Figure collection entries
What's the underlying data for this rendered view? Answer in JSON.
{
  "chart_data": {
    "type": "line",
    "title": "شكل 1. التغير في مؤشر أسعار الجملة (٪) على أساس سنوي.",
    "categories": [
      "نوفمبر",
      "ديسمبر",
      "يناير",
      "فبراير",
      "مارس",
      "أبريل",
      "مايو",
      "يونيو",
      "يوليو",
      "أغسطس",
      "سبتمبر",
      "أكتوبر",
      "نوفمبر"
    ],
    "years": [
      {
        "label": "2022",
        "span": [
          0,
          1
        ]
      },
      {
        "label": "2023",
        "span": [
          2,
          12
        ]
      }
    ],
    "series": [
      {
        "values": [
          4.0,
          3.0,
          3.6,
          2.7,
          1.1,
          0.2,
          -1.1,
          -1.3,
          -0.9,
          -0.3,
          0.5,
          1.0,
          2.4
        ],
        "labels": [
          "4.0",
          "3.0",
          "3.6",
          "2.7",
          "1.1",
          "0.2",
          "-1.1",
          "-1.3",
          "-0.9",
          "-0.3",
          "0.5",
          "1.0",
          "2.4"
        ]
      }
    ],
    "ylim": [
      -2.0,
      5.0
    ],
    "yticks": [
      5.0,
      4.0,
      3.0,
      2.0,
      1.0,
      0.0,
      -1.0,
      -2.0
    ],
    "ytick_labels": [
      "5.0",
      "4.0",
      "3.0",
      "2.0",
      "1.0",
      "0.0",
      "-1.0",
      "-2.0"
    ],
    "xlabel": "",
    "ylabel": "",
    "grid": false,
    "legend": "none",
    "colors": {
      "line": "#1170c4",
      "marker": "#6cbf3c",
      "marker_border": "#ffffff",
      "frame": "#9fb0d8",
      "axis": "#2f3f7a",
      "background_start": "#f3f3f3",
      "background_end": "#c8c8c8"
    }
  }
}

* * *

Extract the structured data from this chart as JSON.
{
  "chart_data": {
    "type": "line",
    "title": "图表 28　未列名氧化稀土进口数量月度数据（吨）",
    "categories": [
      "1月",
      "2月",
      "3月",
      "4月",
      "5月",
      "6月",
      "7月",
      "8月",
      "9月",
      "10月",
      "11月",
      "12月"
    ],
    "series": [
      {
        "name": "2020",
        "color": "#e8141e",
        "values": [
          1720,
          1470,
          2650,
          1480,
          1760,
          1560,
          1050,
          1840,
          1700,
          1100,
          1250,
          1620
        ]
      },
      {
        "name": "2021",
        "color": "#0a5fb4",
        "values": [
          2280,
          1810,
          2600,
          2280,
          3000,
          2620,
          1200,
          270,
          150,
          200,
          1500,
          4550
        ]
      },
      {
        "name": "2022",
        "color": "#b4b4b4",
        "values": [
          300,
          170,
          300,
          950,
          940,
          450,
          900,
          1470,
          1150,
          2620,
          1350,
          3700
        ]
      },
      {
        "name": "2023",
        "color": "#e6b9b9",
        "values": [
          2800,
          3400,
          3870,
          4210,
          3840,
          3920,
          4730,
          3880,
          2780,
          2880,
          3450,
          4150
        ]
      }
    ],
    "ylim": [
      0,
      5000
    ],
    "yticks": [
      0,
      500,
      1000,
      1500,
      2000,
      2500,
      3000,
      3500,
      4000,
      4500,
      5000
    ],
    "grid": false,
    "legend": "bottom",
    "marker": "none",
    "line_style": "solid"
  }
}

---

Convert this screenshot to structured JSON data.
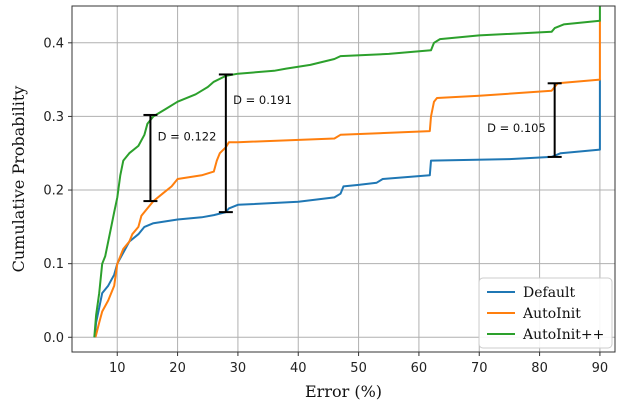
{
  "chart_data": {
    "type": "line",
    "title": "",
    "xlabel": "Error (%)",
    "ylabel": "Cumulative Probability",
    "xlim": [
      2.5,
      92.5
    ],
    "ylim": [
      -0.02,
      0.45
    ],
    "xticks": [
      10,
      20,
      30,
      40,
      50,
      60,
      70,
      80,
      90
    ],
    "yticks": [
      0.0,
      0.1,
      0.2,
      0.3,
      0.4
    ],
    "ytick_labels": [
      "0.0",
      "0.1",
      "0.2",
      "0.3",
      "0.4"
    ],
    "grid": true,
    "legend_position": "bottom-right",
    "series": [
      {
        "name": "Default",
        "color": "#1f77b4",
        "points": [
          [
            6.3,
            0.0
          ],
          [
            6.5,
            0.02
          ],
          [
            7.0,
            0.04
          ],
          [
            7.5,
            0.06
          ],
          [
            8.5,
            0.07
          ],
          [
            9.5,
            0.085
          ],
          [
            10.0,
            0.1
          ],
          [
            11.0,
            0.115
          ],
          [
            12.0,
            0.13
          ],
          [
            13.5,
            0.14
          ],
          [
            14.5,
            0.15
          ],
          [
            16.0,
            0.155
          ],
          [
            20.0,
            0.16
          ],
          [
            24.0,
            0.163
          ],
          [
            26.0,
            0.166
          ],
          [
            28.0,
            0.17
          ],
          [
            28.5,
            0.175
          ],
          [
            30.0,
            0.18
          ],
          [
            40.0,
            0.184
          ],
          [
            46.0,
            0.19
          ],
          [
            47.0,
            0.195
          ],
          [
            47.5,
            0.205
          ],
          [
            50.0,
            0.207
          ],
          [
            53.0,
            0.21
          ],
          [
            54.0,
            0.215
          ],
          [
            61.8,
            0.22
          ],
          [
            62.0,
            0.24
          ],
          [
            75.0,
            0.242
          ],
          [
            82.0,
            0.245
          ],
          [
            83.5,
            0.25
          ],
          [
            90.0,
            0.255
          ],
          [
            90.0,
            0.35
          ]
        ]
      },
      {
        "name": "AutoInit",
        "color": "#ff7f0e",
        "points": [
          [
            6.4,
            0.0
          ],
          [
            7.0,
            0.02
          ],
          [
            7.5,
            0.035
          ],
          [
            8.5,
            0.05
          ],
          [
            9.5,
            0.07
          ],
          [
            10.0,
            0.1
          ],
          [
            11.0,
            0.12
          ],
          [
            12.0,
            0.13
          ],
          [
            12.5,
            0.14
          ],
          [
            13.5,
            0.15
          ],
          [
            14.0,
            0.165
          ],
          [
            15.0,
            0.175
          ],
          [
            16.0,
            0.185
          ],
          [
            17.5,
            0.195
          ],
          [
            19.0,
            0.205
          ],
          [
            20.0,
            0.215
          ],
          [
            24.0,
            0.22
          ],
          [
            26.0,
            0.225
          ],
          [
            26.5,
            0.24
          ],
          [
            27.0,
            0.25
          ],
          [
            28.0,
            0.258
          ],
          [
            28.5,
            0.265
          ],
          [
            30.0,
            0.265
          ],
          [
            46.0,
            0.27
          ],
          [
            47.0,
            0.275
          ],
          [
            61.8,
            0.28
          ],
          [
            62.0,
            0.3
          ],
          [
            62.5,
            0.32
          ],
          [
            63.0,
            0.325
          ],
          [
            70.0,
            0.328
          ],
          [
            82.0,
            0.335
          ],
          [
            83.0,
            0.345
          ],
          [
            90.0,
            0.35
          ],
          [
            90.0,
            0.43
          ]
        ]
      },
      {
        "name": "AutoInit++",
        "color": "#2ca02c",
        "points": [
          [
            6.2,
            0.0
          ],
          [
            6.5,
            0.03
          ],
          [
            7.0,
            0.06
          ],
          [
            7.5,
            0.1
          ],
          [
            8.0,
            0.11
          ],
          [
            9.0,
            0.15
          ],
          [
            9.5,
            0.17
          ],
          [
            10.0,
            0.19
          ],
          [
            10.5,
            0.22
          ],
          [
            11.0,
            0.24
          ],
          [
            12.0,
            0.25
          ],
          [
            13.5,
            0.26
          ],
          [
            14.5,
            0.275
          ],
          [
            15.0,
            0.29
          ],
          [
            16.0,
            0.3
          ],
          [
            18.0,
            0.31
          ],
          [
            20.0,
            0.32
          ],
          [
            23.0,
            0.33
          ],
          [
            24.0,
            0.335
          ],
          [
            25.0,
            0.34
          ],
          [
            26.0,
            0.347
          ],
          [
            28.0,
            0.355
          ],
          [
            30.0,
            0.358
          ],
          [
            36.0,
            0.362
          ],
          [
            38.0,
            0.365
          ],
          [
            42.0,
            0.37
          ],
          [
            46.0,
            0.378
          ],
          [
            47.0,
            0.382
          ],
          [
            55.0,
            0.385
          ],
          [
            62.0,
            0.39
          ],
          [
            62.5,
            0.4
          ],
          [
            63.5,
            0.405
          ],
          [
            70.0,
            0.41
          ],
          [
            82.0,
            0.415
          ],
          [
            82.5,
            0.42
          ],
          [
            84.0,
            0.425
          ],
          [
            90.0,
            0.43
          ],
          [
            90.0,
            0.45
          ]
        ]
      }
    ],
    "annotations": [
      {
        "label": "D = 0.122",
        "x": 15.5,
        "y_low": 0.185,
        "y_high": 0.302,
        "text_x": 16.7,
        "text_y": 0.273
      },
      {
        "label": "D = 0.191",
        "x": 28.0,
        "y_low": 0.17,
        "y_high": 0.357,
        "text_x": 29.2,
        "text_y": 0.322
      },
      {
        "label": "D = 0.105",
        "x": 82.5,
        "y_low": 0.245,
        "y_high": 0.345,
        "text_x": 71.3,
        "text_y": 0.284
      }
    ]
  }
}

Directions>
Copy each line of the listing that contains the string "bottom".

Response to the exercise>
    "legend": "bottom",
    "legend_position": "bottom-right",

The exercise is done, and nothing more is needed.